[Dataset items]

## BEGIN

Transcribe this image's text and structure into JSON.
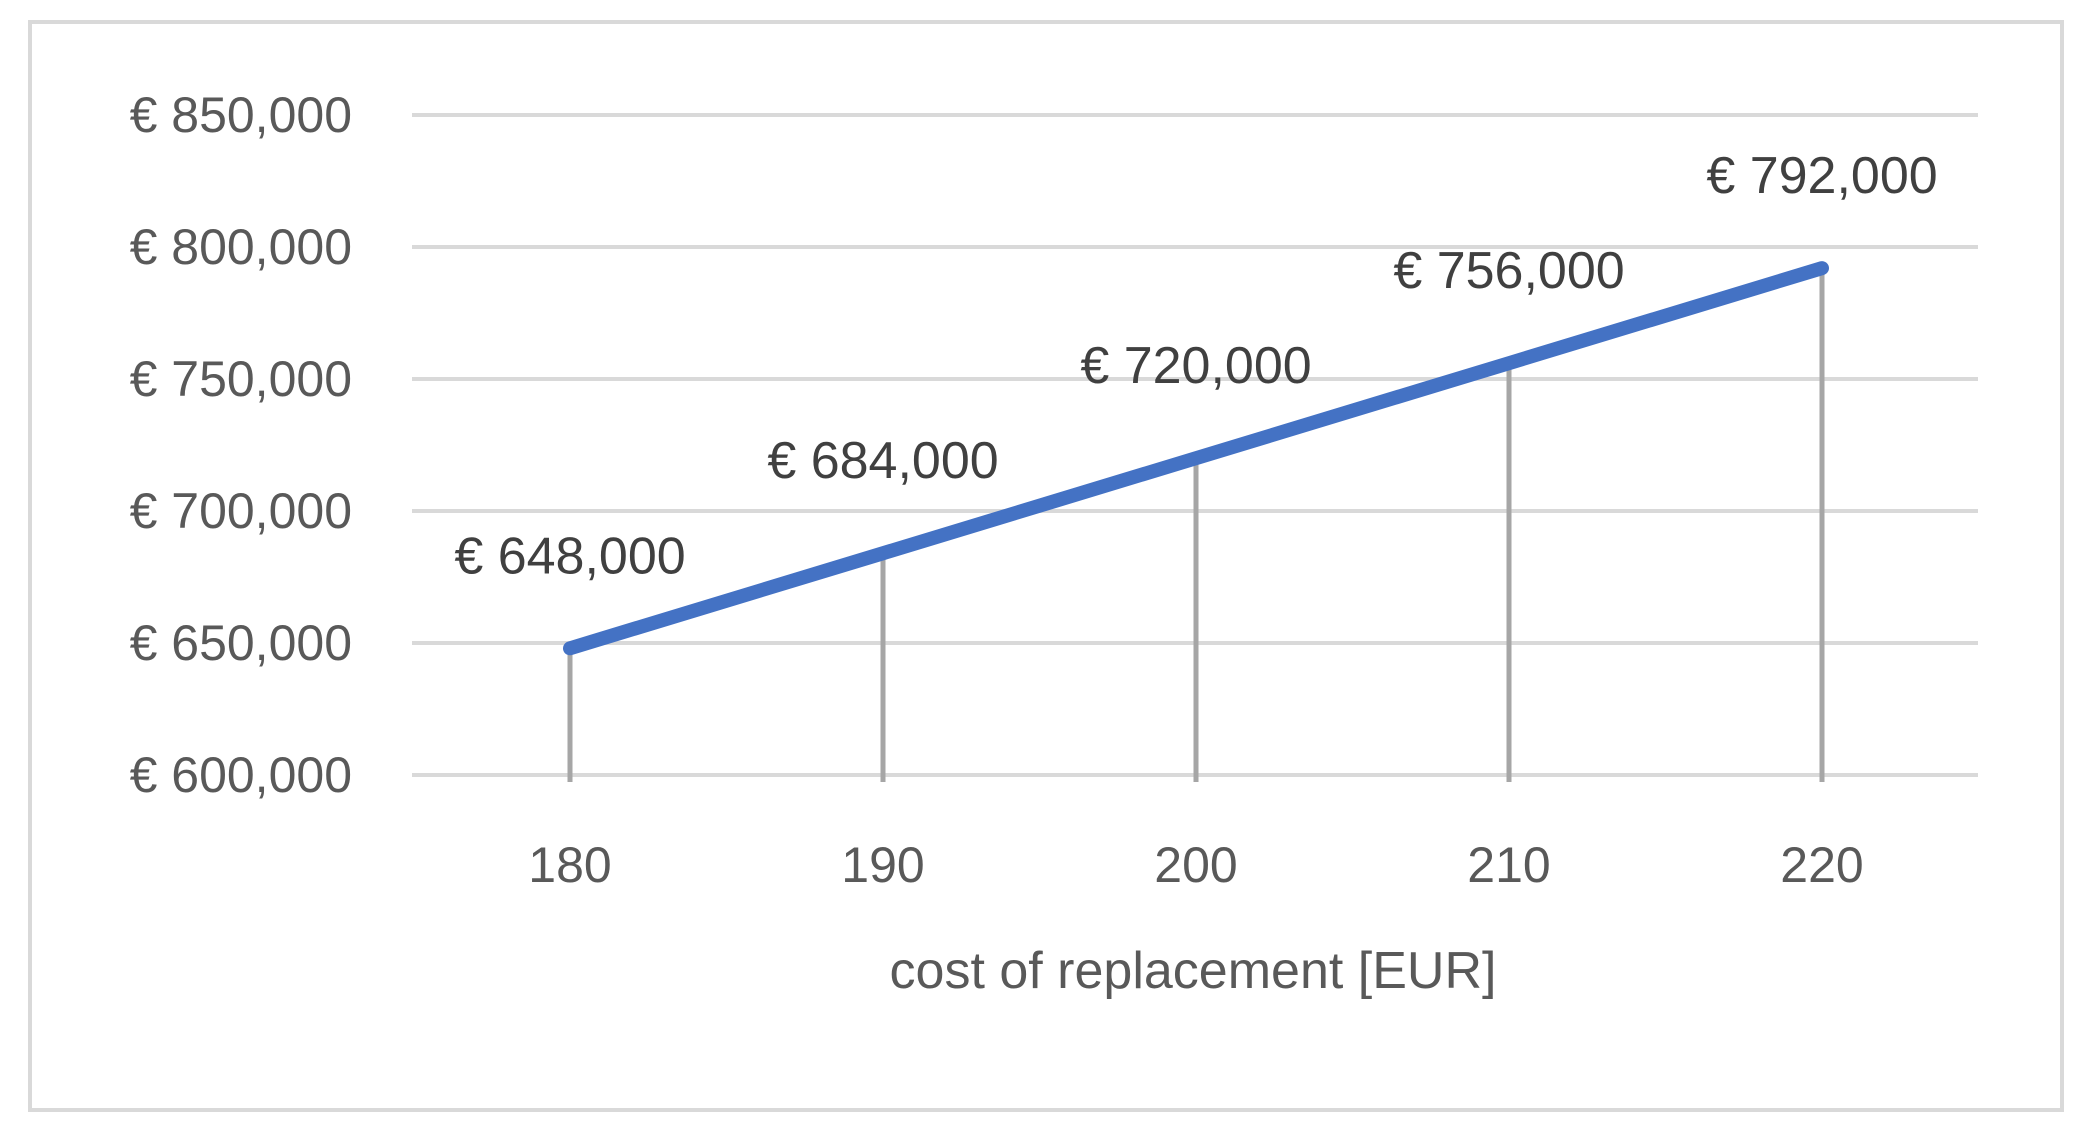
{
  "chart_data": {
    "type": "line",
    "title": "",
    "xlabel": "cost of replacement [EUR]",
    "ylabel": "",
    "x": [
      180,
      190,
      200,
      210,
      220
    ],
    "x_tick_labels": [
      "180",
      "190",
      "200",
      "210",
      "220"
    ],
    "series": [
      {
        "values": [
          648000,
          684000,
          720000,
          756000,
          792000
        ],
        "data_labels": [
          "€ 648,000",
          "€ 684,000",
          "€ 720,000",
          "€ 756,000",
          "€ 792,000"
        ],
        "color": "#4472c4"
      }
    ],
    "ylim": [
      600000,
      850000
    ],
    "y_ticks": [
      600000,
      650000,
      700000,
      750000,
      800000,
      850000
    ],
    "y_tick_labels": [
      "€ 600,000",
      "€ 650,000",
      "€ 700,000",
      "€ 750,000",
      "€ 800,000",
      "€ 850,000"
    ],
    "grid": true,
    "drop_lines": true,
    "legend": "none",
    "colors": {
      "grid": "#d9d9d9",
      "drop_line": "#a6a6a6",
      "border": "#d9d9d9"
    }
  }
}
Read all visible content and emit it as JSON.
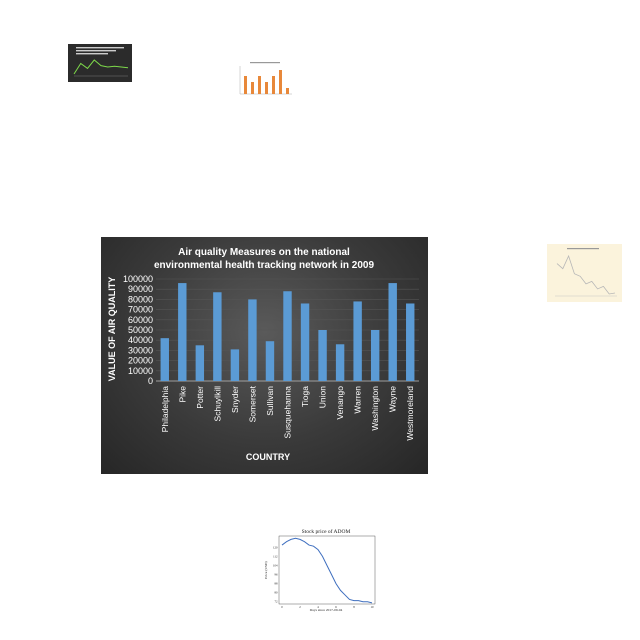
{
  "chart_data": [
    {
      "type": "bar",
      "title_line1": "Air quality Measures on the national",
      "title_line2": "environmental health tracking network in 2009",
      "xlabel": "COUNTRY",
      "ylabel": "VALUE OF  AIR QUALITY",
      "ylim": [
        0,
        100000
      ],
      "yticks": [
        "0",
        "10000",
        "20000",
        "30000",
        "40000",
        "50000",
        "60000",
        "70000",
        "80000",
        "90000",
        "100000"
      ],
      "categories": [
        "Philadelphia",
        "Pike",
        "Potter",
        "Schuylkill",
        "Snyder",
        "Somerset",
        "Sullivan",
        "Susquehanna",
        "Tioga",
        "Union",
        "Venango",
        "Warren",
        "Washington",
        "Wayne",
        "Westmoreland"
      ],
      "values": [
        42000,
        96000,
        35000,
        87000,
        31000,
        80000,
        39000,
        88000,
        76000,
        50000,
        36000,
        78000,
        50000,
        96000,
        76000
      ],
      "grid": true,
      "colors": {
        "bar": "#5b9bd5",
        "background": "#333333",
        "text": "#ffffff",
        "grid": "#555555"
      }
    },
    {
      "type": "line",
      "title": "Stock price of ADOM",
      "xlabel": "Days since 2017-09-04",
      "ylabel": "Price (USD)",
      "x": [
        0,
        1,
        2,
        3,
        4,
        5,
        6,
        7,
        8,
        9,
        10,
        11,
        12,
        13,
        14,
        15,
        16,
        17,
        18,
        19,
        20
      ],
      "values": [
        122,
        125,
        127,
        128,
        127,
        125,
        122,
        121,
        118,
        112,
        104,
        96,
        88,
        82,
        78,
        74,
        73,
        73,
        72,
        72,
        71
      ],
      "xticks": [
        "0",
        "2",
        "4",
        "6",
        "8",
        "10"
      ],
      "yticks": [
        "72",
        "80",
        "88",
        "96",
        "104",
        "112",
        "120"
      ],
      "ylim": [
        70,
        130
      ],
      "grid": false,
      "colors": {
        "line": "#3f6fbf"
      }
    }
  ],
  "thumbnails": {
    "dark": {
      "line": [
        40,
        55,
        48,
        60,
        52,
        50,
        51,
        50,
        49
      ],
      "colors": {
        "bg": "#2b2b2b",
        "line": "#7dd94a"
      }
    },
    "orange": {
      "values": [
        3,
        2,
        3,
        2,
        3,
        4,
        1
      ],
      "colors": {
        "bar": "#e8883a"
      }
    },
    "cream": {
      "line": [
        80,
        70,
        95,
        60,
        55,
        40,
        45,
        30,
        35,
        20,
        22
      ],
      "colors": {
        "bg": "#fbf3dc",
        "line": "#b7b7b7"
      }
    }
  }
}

## END

**To do**: Retype each line of the listing above word for word. Exclude the pictures.

**Output for this exercise**:
Transcribe this image's text and structure into JSON.
{
  "chart_data": {
    "type": "line",
    "title": "",
    "xlabel": "cost of replacement [EUR]",
    "ylabel": "",
    "x": [
      180,
      190,
      200,
      210,
      220
    ],
    "x_tick_labels": [
      "180",
      "190",
      "200",
      "210",
      "220"
    ],
    "series": [
      {
        "values": [
          648000,
          684000,
          720000,
          756000,
          792000
        ],
        "data_labels": [
          "€ 648,000",
          "€ 684,000",
          "€ 720,000",
          "€ 756,000",
          "€ 792,000"
        ],
        "color": "#4472c4"
      }
    ],
    "ylim": [
      600000,
      850000
    ],
    "y_ticks": [
      600000,
      650000,
      700000,
      750000,
      800000,
      850000
    ],
    "y_tick_labels": [
      "€ 600,000",
      "€ 650,000",
      "€ 700,000",
      "€ 750,000",
      "€ 800,000",
      "€ 850,000"
    ],
    "grid": true,
    "drop_lines": true,
    "legend": "none",
    "colors": {
      "grid": "#d9d9d9",
      "drop_line": "#a6a6a6",
      "border": "#d9d9d9"
    }
  }
}
Read all visible content and emit it as JSON.
{
  "chart_data": [
    {
      "type": "bar",
      "title_line1": "Air quality Measures on the national",
      "title_line2": "environmental health tracking network in 2009",
      "xlabel": "COUNTRY",
      "ylabel": "VALUE OF  AIR QUALITY",
      "ylim": [
        0,
        100000
      ],
      "yticks": [
        "0",
        "10000",
        "20000",
        "30000",
        "40000",
        "50000",
        "60000",
        "70000",
        "80000",
        "90000",
        "100000"
      ],
      "categories": [
        "Philadelphia",
        "Pike",
        "Potter",
        "Schuylkill",
        "Snyder",
        "Somerset",
        "Sullivan",
        "Susquehanna",
        "Tioga",
        "Union",
        "Venango",
        "Warren",
        "Washington",
        "Wayne",
        "Westmoreland"
      ],
      "values": [
        42000,
        96000,
        35000,
        87000,
        31000,
        80000,
        39000,
        88000,
        76000,
        50000,
        36000,
        78000,
        50000,
        96000,
        76000
      ],
      "grid": true,
      "colors": {
        "bar": "#5b9bd5",
        "background": "#333333",
        "text": "#ffffff",
        "grid": "#555555"
      }
    },
    {
      "type": "line",
      "title": "Stock price of ADOM",
      "xlabel": "Days since 2017-09-04",
      "ylabel": "Price (USD)",
      "x": [
        0,
        1,
        2,
        3,
        4,
        5,
        6,
        7,
        8,
        9,
        10,
        11,
        12,
        13,
        14,
        15,
        16,
        17,
        18,
        19,
        20
      ],
      "values": [
        122,
        125,
        127,
        128,
        127,
        125,
        122,
        121,
        118,
        112,
        104,
        96,
        88,
        82,
        78,
        74,
        73,
        73,
        72,
        72,
        71
      ],
      "xticks": [
        "0",
        "2",
        "4",
        "6",
        "8",
        "10"
      ],
      "yticks": [
        "72",
        "80",
        "88",
        "96",
        "104",
        "112",
        "120"
      ],
      "ylim": [
        70,
        130
      ],
      "grid": false,
      "colors": {
        "line": "#3f6fbf"
      }
    }
  ],
  "thumbnails": {
    "dark": {
      "line": [
        40,
        55,
        48,
        60,
        52,
        50,
        51,
        50,
        49
      ],
      "colors": {
        "bg": "#2b2b2b",
        "line": "#7dd94a"
      }
    },
    "orange": {
      "values": [
        3,
        2,
        3,
        2,
        3,
        4,
        1
      ],
      "colors": {
        "bar": "#e8883a"
      }
    },
    "cream": {
      "line": [
        80,
        70,
        95,
        60,
        55,
        40,
        45,
        30,
        35,
        20,
        22
      ],
      "colors": {
        "bg": "#fbf3dc",
        "line": "#b7b7b7"
      }
    }
  }
}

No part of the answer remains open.